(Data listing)
──────────────────────────────
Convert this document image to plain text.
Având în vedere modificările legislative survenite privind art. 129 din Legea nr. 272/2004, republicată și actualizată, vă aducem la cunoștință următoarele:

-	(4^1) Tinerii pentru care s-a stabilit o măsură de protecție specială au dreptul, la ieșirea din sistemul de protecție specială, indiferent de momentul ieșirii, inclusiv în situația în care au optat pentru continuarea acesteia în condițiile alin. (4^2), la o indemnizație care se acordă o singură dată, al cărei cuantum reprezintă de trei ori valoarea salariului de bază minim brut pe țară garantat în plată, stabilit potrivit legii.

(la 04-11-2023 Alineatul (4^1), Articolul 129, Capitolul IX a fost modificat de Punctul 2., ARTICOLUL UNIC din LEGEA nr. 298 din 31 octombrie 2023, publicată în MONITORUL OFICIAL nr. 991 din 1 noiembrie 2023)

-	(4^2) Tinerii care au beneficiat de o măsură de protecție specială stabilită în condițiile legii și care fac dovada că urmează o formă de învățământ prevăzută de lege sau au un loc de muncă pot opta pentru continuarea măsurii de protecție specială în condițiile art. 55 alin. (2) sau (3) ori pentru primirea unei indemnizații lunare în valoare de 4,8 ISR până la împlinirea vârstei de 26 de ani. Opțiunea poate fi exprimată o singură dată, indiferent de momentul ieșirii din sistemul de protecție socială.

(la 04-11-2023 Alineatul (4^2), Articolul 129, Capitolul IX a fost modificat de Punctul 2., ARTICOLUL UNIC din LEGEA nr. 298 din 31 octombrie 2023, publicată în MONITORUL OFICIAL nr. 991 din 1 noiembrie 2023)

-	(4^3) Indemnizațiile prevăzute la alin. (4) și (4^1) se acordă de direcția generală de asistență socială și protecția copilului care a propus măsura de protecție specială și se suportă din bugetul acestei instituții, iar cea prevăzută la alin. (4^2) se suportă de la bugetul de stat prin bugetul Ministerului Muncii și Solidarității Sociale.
──────────────────────────────
• Request
Restate the listing above word for word.

• Task result
Convert this document image to plain text.
Având în vedere modificările legislative survenite privind art. 129 din Legea nr. 272/2004, republicată și actualizată, vă aducem la cunoștință următoarele:

-	(4^1) Tinerii pentru care s-a stabilit o măsură de protecție specială au dreptul, la ieșirea din sistemul de protecție specială, indiferent de momentul ieșirii, inclusiv în situația în care au optat pentru continuarea acesteia în condițiile alin. (4^2), la o indemnizație care se acordă o singură dată, al cărei cuantum reprezintă de trei ori valoarea salariului de bază minim brut pe țară garantat în plată, stabilit potrivit legii.

(la 04-11-2023 Alineatul (4^1), Articolul 129, Capitolul IX a fost modificat de Punctul 2., ARTICOLUL UNIC din LEGEA nr. 298 din 31 octombrie 2023, publicată în MONITORUL OFICIAL nr. 991 din 1 noiembrie 2023)

-	(4^2) Tinerii care au beneficiat de o măsură de protecție specială stabilită în condițiile legii și care fac dovada că urmează o formă de învățământ prevăzută de lege sau au un loc de muncă pot opta pentru continuarea măsurii de protecție specială în condițiile art. 55 alin. (2) sau (3) ori pentru primirea unei indemnizații lunare în valoare de 4,8 ISR până la împlinirea vârstei de 26 de ani. Opțiunea poate fi exprimată o singură dată, indiferent de momentul ieșirii din sistemul de protecție socială.

(la 04-11-2023 Alineatul (4^2), Articolul 129, Capitolul IX a fost modificat de Punctul 2., ARTICOLUL UNIC din LEGEA nr. 298 din 31 octombrie 2023, publicată în MONITORUL OFICIAL nr. 991 din 1 noiembrie 2023)

-	(4^3) Indemnizațiile prevăzute la alin. (4) și (4^1) se acordă de direcția generală de asistență socială și protecția copilului care a propus măsura de protecție specială și se suportă din bugetul acestei instituții, iar cea prevăzută la alin. (4^2) se suportă de la bugetul de stat prin bugetul Ministerului Muncii și Solidarității Sociale.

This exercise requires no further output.